[Exercise directions] For each record that follows, write out an identical copy.

Extracted data entries

>>>

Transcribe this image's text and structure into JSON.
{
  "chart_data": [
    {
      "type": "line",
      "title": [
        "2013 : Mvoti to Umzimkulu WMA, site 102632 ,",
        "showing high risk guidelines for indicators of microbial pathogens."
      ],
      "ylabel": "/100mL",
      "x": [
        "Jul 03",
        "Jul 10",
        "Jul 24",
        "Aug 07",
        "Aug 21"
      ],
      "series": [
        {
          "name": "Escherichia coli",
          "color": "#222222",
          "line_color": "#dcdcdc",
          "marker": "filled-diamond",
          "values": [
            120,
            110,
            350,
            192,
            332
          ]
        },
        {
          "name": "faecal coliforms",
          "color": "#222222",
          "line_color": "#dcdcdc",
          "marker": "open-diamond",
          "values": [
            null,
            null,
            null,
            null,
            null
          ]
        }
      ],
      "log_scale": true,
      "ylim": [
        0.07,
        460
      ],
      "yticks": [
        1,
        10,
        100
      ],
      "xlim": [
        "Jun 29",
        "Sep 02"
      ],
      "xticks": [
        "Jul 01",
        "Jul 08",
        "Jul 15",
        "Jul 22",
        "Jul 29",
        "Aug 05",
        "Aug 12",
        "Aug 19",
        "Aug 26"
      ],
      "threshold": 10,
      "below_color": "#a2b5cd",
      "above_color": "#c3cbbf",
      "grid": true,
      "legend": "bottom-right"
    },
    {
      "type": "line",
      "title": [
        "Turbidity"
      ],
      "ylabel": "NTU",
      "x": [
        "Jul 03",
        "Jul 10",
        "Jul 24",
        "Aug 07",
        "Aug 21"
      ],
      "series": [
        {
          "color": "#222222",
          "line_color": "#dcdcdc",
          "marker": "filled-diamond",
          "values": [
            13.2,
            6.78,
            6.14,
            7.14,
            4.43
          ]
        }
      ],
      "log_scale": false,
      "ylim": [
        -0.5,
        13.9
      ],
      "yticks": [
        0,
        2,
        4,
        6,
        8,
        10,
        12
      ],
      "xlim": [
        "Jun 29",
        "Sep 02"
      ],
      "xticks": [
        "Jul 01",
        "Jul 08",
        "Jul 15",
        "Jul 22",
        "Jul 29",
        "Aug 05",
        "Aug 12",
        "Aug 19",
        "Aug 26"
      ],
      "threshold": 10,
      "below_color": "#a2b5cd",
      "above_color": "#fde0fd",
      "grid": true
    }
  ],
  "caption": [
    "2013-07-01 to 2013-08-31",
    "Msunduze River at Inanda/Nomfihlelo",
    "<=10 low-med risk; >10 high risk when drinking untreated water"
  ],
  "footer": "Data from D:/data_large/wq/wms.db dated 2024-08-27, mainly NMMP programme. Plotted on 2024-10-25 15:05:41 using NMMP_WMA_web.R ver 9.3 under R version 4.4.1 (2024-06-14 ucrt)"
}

<<<

[Solution to this exercise]
Transcribe this image's text and structure into JSON.
{
  "chart_data": [
    {
      "type": "line",
      "title": [
        "2013 : Mvoti to Umzimkulu WMA, site 102632 ,",
        "showing high risk guidelines for indicators of microbial pathogens."
      ],
      "ylabel": "/100mL",
      "x": [
        "Jul 03",
        "Jul 10",
        "Jul 24",
        "Aug 07",
        "Aug 21"
      ],
      "series": [
        {
          "name": "Escherichia coli",
          "color": "#222222",
          "line_color": "#dcdcdc",
          "marker": "filled-diamond",
          "values": [
            120,
            110,
            350,
            192,
            332
          ]
        },
        {
          "name": "faecal coliforms",
          "color": "#222222",
          "line_color": "#dcdcdc",
          "marker": "open-diamond",
          "values": [
            null,
            null,
            null,
            null,
            null
          ]
        }
      ],
      "log_scale": true,
      "ylim": [
        0.07,
        460
      ],
      "yticks": [
        1,
        10,
        100
      ],
      "xlim": [
        "Jun 29",
        "Sep 02"
      ],
      "xticks": [
        "Jul 01",
        "Jul 08",
        "Jul 15",
        "Jul 22",
        "Jul 29",
        "Aug 05",
        "Aug 12",
        "Aug 19",
        "Aug 26"
      ],
      "threshold": 10,
      "below_color": "#a2b5cd",
      "above_color": "#c3cbbf",
      "grid": true,
      "legend": "bottom-right"
    },
    {
      "type": "line",
      "title": [
        "Turbidity"
      ],
      "ylabel": "NTU",
      "x": [
        "Jul 03",
        "Jul 10",
        "Jul 24",
        "Aug 07",
        "Aug 21"
      ],
      "series": [
        {
          "color": "#222222",
          "line_color": "#dcdcdc",
          "marker": "filled-diamond",
          "values": [
            13.2,
            6.78,
            6.14,
            7.14,
            4.43
          ]
        }
      ],
      "log_scale": false,
      "ylim": [
        -0.5,
        13.9
      ],
      "yticks": [
        0,
        2,
        4,
        6,
        8,
        10,
        12
      ],
      "xlim": [
        "Jun 29",
        "Sep 02"
      ],
      "xticks": [
        "Jul 01",
        "Jul 08",
        "Jul 15",
        "Jul 22",
        "Jul 29",
        "Aug 05",
        "Aug 12",
        "Aug 19",
        "Aug 26"
      ],
      "threshold": 10,
      "below_color": "#a2b5cd",
      "above_color": "#fde0fd",
      "grid": true
    }
  ],
  "caption": [
    "2013-07-01 to 2013-08-31",
    "Msunduze River at Inanda/Nomfihlelo",
    "<=10 low-med risk; >10 high risk when drinking untreated water"
  ],
  "footer": "Data from D:/data_large/wq/wms.db dated 2024-08-27, mainly NMMP programme. Plotted on 2024-10-25 15:05:41 using NMMP_WMA_web.R ver 9.3 under R version 4.4.1 (2024-06-14 ucrt)"
}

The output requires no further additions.